● **The task**: Report back every line below that carries the word "count".

-----

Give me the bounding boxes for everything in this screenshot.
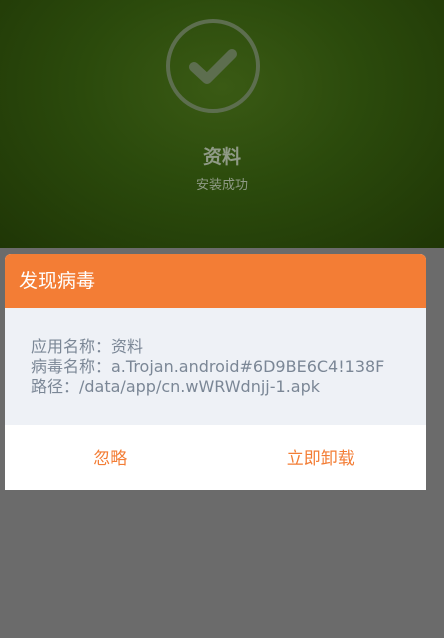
dialog-body: 应用名称：资料 病毒名称：a.Trojan.android#6D9BE6C4!1… (5, 308, 426, 425)
ignore-button[interactable]: 忽略 (5, 425, 216, 490)
virus-name-line: 病毒名称：a.Trojan.android#6D9BE6C4!138F (31, 357, 385, 376)
dialog-title: 发现病毒 (5, 254, 426, 308)
install-status-text: 安装成功 (195, 178, 248, 193)
check-circle-icon (166, 19, 260, 113)
install-background: 资料 安装成功 (0, 0, 444, 248)
dialog-button-bar: 忽略 立即卸载 (5, 425, 426, 490)
installed-app-name: 资料 (202, 146, 241, 168)
uninstall-now-button[interactable]: 立即卸载 (216, 425, 427, 490)
path-line: 路径：/data/app/cn.wWRWdnjj-1.apk (31, 377, 321, 396)
virus-alert-dialog: 发现病毒 应用名称：资料 病毒名称：a.Trojan.android#6D9BE… (5, 254, 426, 490)
app-name-line: 应用名称：资料 (31, 337, 144, 356)
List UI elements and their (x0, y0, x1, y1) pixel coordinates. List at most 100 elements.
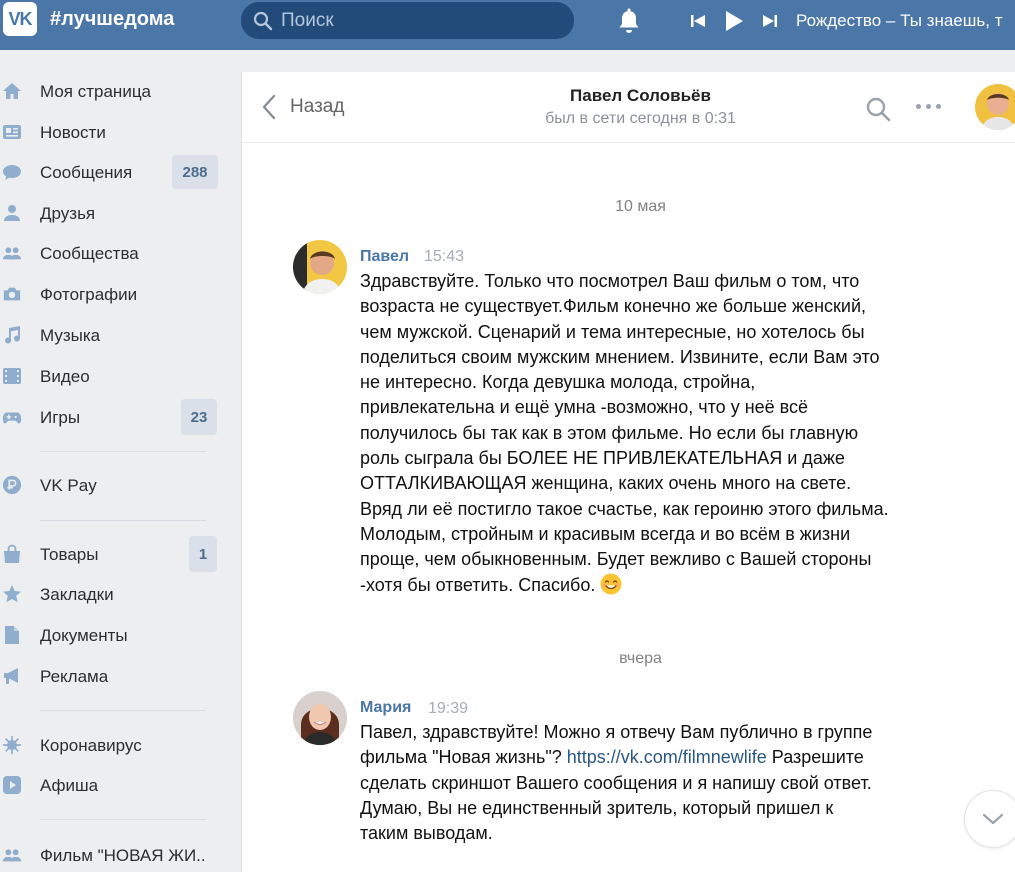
author-avatar[interactable] (293, 240, 347, 294)
sidebar-item-label: Сообщения (40, 163, 133, 182)
shop-icon (2, 544, 22, 564)
message-fragment: фильма "Новая жизнь"? (360, 747, 567, 768)
vk-logo[interactable]: VK (3, 2, 37, 36)
group-icon (2, 845, 22, 865)
track-title[interactable]: Рождество – Ты знаешь, т (796, 11, 1015, 31)
peer-status: был в сети сегодня в 0:31 (545, 110, 736, 127)
sidebar-item-music[interactable]: Музыка (0, 318, 230, 352)
sidebar-item-label: Фильм "НОВАЯ ЖИ.. (40, 846, 206, 865)
date-separator: 10 мая (615, 198, 666, 215)
message-author[interactable]: Павел (360, 248, 409, 266)
sidebar-divider (40, 819, 206, 820)
document-icon (2, 625, 22, 645)
sidebar-item-label: Сообщества (40, 244, 139, 263)
sidebar-item-label: Документы (40, 626, 128, 645)
message-author[interactable]: Мария (360, 699, 411, 717)
chat-header: Назад Павел Соловьёв был в сети сегодня … (242, 72, 1015, 143)
messages-count-badge: 288 (172, 155, 218, 189)
sidebar-item-my-page[interactable]: Моя страница (0, 74, 230, 108)
more-icon[interactable] (916, 104, 941, 109)
message-text: Павел, здравствуйте! Можно я отвечу Вам … (360, 720, 872, 846)
sidebar-item-ads[interactable]: Реклама (0, 659, 230, 693)
message-line: проще, чем обыкновенным. Будет вежливо с… (360, 549, 872, 570)
author-avatar[interactable] (293, 691, 347, 745)
search-box[interactable] (241, 2, 574, 39)
top-bar: VK #лучшедома Рождество – Ты знаешь, т (0, 0, 1015, 50)
sidebar-item-label: Новости (40, 123, 106, 142)
sidebar-item-coronavirus[interactable]: Коронавирус (0, 728, 230, 762)
sidebar-item-video[interactable]: Видео (0, 359, 230, 393)
bell-icon[interactable] (616, 8, 642, 41)
message-line: роль сыграла бы БОЛЕЕ НЕ ПРИВЛЕКАТЕЛЬНАЯ… (360, 448, 845, 469)
sidebar-item-documents[interactable]: Документы (0, 618, 230, 652)
sidebar-item-friends[interactable]: Друзья (0, 196, 230, 230)
peer-name[interactable]: Павел Соловьёв (242, 86, 1015, 106)
previous-track-icon[interactable] (690, 13, 706, 29)
sidebar-item-label: Фотографии (40, 285, 138, 304)
friends-icon (2, 203, 22, 223)
message-line: привлекательна и ещё умна -возможно, что… (360, 397, 809, 418)
message-text: Здравствуйте. Только что посмотрел Ваш ф… (360, 269, 889, 598)
home-icon (2, 81, 22, 101)
next-track-icon[interactable] (762, 13, 778, 29)
sidebar-item-label: Коронавирус (40, 736, 142, 755)
message-line: ОТТАЛКИВАЮЩАЯ женщина, каких очень много… (360, 473, 852, 494)
search-input[interactable] (281, 9, 561, 32)
message-line: получилось бы так как в этом фильме. Но … (360, 422, 859, 443)
communities-icon (2, 243, 22, 263)
peer-avatar[interactable] (975, 84, 1015, 130)
virus-icon (2, 735, 22, 755)
games-count-badge: 23 (181, 399, 217, 435)
sidebar-item-label: Закладки (40, 585, 114, 604)
sidebar-item-photos[interactable]: Фотографии (0, 277, 230, 311)
star-icon (2, 584, 22, 604)
message-line: Думаю, Вы не единственный зритель, котор… (360, 797, 834, 818)
message-line: Здравствуйте. Только что посмотрел Ваш ф… (360, 271, 860, 291)
play-icon (2, 775, 22, 795)
message-line: таким выводам. (360, 823, 493, 844)
message-line: поделиться своим мужским мнением. Извини… (360, 346, 880, 367)
message-time[interactable]: 15:43 (424, 248, 464, 266)
sidebar-divider (40, 520, 206, 521)
scroll-down-button[interactable] (964, 790, 1015, 848)
camera-icon (2, 284, 22, 304)
play-icon[interactable] (724, 10, 744, 32)
music-icon (2, 325, 22, 345)
search-icon[interactable] (865, 96, 891, 127)
message-time[interactable]: 19:39 (428, 700, 468, 718)
message-fragment: Разрешите (766, 747, 864, 768)
sidebar-item-bookmarks[interactable]: Закладки (0, 577, 230, 611)
games-icon (2, 407, 22, 427)
date-separator: вчера (619, 650, 662, 667)
sidebar-item-label: Моя страница (40, 82, 152, 101)
message-line: фильма "Новая жизнь"? https://vk.com/fil… (360, 745, 872, 770)
sidebar-item-group-film[interactable]: Фильм "НОВАЯ ЖИ.. (0, 838, 230, 872)
message-line: чем мужской. Сценарий и тема интересные,… (360, 321, 865, 342)
sidebar-item-label: Товары (40, 545, 99, 564)
message-line: не интересно. Когда девушка молода, стро… (360, 372, 756, 393)
sidebar-item-label: Видео (40, 367, 90, 386)
chevron-down-icon (982, 813, 1004, 825)
news-icon (2, 122, 22, 142)
sidebar-item-label: Реклама (40, 667, 109, 686)
brand-hashtag[interactable]: #лучшедома (50, 8, 174, 31)
sidebar-item-vk-pay[interactable]: VK Pay (0, 468, 230, 502)
sidebar-item-games[interactable]: Игры 23 (0, 399, 230, 435)
message-line: -хотя бы ответить. Спасибо. (360, 574, 596, 595)
message-line: сделать скриншот Вашего сообщения и я на… (360, 772, 872, 793)
sidebar-item-label: Друзья (40, 204, 96, 223)
smile-emoji-icon (600, 573, 622, 595)
sidebar-divider (40, 451, 206, 452)
sidebar-item-afisha[interactable]: Афиша (0, 768, 230, 802)
message-line: Павел, здравствуйте! Можно я отвечу Вам … (360, 722, 873, 742)
sidebar-item-goods[interactable]: Товары 1 (0, 536, 230, 572)
sidebar-item-label: VK Pay (40, 476, 97, 495)
message-link[interactable]: https://vk.com/filmnewlife (567, 747, 767, 767)
sidebar-item-communities[interactable]: Сообщества (0, 236, 230, 270)
sidebar-item-news[interactable]: Новости (0, 115, 230, 149)
goods-count-badge: 1 (189, 536, 217, 572)
message-line: Вряд ли её постигло такое счастье, как г… (360, 498, 889, 519)
messages-icon (2, 162, 22, 182)
message-line-last: -хотя бы ответить. Спасибо. (360, 573, 889, 598)
sidebar-item-messages[interactable]: Сообщения 288 (0, 155, 230, 189)
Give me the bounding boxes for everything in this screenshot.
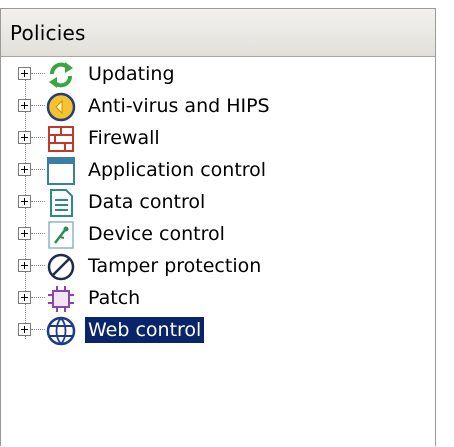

-----

● **The completed task**:
messages-count-badge: 288 (172, 155, 218, 189)
games-count-badge: 23 (181, 399, 217, 435)
goods-count-badge: 1 (189, 536, 217, 572)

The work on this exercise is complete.